(Stored data entries)

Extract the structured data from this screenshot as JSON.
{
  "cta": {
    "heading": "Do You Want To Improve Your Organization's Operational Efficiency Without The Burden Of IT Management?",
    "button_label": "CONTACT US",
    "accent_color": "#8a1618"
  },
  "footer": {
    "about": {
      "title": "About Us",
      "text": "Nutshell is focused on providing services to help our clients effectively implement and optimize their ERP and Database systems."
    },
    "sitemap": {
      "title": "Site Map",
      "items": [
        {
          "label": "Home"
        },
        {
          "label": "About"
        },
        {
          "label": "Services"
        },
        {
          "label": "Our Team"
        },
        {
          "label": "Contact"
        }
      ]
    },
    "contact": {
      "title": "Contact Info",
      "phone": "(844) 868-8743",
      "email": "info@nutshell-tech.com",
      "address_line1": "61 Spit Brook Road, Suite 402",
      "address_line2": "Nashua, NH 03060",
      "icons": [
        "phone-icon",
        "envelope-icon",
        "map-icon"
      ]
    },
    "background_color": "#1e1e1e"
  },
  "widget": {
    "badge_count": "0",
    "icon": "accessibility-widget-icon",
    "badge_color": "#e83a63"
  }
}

--

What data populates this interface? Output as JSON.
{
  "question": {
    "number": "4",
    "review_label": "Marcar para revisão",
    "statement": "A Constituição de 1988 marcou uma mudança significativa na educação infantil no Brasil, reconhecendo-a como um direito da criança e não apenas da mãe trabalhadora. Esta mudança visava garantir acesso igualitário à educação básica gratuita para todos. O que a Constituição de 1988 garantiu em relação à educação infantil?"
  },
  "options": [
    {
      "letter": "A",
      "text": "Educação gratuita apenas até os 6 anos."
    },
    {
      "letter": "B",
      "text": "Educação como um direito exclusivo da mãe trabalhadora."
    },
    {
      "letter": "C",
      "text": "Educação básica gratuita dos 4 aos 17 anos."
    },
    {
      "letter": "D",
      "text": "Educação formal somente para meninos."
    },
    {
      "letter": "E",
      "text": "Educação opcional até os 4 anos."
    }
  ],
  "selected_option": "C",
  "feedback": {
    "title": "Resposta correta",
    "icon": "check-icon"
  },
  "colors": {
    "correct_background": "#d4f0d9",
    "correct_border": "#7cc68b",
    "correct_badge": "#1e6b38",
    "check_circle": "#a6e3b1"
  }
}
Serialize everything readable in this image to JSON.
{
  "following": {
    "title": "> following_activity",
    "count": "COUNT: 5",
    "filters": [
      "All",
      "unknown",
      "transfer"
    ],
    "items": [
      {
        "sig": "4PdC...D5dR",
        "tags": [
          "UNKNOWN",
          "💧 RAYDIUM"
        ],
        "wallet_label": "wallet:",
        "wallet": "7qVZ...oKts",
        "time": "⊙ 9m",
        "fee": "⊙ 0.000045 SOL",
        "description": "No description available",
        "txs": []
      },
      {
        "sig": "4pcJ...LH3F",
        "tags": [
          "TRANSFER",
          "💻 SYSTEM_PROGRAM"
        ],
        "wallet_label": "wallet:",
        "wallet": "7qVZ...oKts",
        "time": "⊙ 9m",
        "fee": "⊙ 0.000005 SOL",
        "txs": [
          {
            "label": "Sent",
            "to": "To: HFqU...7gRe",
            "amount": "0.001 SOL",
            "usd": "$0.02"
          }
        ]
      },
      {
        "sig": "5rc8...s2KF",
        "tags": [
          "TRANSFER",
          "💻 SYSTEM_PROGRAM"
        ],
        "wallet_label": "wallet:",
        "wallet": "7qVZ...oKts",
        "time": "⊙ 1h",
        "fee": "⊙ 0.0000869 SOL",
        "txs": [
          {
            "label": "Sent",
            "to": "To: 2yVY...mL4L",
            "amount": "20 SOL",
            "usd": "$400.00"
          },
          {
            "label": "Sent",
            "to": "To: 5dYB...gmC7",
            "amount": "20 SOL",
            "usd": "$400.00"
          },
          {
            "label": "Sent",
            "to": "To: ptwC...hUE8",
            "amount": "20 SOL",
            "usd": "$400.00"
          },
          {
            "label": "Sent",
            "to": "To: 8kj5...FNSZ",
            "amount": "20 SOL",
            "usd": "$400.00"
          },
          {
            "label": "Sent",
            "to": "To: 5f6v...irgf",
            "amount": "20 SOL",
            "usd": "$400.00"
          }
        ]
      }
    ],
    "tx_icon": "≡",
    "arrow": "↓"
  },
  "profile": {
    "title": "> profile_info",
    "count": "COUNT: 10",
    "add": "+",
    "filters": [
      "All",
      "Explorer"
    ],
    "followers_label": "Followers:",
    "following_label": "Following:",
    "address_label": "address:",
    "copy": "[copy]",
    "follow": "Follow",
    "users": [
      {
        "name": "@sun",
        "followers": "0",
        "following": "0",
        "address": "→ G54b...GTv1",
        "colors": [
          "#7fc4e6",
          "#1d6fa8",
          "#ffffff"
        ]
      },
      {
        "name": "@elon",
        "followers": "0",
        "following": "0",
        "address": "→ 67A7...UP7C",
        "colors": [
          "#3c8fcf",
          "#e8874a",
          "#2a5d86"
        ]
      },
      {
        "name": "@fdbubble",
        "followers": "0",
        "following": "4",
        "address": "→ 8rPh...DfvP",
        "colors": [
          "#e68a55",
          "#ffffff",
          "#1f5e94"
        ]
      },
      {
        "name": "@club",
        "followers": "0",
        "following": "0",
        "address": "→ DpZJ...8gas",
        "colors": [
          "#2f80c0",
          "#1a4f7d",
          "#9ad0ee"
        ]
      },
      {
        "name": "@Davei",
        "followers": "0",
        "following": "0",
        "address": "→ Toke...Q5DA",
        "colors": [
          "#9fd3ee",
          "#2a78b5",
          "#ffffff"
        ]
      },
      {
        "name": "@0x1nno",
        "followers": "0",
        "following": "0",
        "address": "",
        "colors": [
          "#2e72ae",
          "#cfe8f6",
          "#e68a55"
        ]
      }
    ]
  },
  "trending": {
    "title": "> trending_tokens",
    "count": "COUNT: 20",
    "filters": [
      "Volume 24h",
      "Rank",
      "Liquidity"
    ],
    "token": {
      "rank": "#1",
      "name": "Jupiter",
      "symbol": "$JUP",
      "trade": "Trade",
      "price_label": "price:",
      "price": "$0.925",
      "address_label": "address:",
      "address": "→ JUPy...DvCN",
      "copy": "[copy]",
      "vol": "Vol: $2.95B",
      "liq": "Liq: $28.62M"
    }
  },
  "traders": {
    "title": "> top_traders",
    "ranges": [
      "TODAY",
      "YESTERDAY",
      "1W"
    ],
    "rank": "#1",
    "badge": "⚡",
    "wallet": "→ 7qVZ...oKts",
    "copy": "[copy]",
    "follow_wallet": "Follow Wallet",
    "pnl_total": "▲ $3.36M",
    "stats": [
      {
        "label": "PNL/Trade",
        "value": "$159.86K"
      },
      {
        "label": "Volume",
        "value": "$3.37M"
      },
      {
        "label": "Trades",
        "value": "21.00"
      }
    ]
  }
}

### WRITTEN PROBLEM
Among the lines of the data, identify those with the word "anos". Copy each of them.

### CORRECT OUTPUT
      "text": "Educação gratuita apenas até os 6 anos."
      "text": "Educação básica gratuita dos 4 aos 17 anos."
      "text": "Educação opcional até os 4 anos."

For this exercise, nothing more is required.